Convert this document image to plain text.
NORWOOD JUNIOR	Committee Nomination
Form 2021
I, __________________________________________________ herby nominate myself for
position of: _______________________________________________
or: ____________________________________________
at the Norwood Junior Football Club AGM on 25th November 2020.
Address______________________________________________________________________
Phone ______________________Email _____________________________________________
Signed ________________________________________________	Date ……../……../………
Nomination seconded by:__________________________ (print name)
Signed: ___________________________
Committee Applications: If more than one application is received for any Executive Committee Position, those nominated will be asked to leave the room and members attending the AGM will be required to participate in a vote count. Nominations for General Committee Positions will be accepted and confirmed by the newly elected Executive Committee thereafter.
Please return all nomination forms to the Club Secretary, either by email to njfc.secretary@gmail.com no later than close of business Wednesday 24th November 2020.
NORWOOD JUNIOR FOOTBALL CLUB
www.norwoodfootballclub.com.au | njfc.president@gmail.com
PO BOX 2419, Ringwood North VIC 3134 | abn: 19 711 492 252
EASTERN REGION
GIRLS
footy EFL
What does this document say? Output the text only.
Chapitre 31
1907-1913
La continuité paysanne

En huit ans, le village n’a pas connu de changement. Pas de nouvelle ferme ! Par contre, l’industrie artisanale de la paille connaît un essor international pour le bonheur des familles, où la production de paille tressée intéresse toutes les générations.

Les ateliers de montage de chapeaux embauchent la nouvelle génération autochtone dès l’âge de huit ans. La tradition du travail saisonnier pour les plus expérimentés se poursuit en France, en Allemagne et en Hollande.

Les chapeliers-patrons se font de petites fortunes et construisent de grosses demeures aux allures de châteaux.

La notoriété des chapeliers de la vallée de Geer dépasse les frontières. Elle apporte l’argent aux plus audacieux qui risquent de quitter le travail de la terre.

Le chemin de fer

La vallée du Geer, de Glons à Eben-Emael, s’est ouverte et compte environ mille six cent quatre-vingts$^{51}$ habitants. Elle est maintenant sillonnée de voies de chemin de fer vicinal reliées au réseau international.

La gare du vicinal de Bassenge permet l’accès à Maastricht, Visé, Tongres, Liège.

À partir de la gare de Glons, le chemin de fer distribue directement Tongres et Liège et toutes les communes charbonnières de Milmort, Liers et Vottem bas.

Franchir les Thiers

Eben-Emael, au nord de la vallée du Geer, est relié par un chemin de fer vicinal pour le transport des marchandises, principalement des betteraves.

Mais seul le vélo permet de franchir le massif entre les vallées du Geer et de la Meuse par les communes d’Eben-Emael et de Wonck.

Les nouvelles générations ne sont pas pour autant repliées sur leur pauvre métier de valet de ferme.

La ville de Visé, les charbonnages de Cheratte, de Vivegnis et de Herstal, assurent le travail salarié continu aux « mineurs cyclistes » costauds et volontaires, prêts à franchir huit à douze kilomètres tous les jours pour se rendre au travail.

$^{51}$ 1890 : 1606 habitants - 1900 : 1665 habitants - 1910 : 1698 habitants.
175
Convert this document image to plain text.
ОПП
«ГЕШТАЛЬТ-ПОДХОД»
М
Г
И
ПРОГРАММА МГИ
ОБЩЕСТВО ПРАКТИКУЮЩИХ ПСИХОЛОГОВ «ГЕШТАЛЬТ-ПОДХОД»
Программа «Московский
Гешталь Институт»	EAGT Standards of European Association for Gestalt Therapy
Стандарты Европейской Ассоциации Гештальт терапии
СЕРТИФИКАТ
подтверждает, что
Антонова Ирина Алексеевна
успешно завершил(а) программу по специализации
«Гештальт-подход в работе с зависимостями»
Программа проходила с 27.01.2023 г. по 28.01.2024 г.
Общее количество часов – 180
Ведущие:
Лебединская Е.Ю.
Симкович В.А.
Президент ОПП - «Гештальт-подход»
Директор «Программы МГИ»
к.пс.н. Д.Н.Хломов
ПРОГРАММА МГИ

* * *

To be done => Repeat the material word for word, in full.

Full output =>
Convert this document image to plain text.
NORWOOD JUNIOR	Committee Nomination
Form 2021
I, __________________________________________________ herby nominate myself for
position of: _______________________________________________
or: ____________________________________________
at the Norwood Junior Football Club AGM on 25th November 2020.
Address______________________________________________________________________
Phone ______________________Email _____________________________________________
Signed ________________________________________________	Date ……../……../………
Nomination seconded by:__________________________ (print name)
Signed: ___________________________
Committee Applications: If more than one application is received for any Executive Committee Position, those nominated will be asked to leave the room and members attending the AGM will be required to participate in a vote count. Nominations for General Committee Positions will be accepted and confirmed by the newly elected Executive Committee thereafter.
Please return all nomination forms to the Club Secretary, either by email to njfc.secretary@gmail.com no later than close of business Wednesday 24th November 2020.
NORWOOD JUNIOR FOOTBALL CLUB
www.norwoodfootballclub.com.au | njfc.president@gmail.com
PO BOX 2419, Ringwood North VIC 3134 | abn: 19 711 492 252
EASTERN REGION
GIRLS
footy EFL
What does this document say? Output the text only.
Chapitre 31
1907-1913
La continuité paysanne

En huit ans, le village n’a pas connu de changement. Pas de nouvelle ferme ! Par contre, l’industrie artisanale de la paille connaît un essor international pour le bonheur des familles, où la production de paille tressée intéresse toutes les générations.

Les ateliers de montage de chapeaux embauchent la nouvelle génération autochtone dès l’âge de huit ans. La tradition du travail saisonnier pour les plus expérimentés se poursuit en France, en Allemagne et en Hollande.

Les chapeliers-patrons se font de petites fortunes et construisent de grosses demeures aux allures de châteaux.

La notoriété des chapeliers de la vallée de Geer dépasse les frontières. Elle apporte l’argent aux plus audacieux qui risquent de quitter le travail de la terre.

Le chemin de fer

La vallée du Geer, de Glons à Eben-Emael, s’est ouverte et compte environ mille six cent quatre-vingts$^{51}$ habitants. Elle est maintenant sillonnée de voies de chemin de fer vicinal reliées au réseau international.

La gare du vicinal de Bassenge permet l’accès à Maastricht, Visé, Tongres, Liège.

À partir de la gare de Glons, le chemin de fer distribue directement Tongres et Liège et toutes les communes charbonnières de Milmort, Liers et Vottem bas.

Franchir les Thiers

Eben-Emael, au nord de la vallée du Geer, est relié par un chemin de fer vicinal pour le transport des marchandises, principalement des betteraves.

Mais seul le vélo permet de franchir le massif entre les vallées du Geer et de la Meuse par les communes d’Eben-Emael et de Wonck.

Les nouvelles générations ne sont pas pour autant repliées sur leur pauvre métier de valet de ferme.

La ville de Visé, les charbonnages de Cheratte, de Vivegnis et de Herstal, assurent le travail salarié continu aux « mineurs cyclistes » costauds et volontaires, prêts à franchir huit à douze kilomètres tous les jours pour se rendre au travail.

$^{51}$ 1890 : 1606 habitants - 1900 : 1665 habitants - 1910 : 1698 habitants.
175
Convert this document image to plain text.
ОПП
«ГЕШТАЛЬТ-ПОДХОД»
М
Г
И
ПРОГРАММА МГИ
ОБЩЕСТВО ПРАКТИКУЮЩИХ ПСИХОЛОГОВ «ГЕШТАЛЬТ-ПОДХОД»
Программа «Московский
Гешталь Институт»	EAGT Standards of European Association for Gestalt Therapy
Стандарты Европейской Ассоциации Гештальт терапии
СЕРТИФИКАТ
подтверждает, что
Антонова Ирина Алексеевна
успешно завершил(а) программу по специализации
«Гештальт-подход в работе с зависимостями»
Программа проходила с 27.01.2023 г. по 28.01.2024 г.
Общее количество часов – 180
Ведущие:
Лебединская Е.Ю.
Симкович В.А.
Президент ОПП - «Гештальт-подход»
Директор «Программы МГИ»
к.пс.н. Д.Н.Хломов
ПРОГРАММА МГИ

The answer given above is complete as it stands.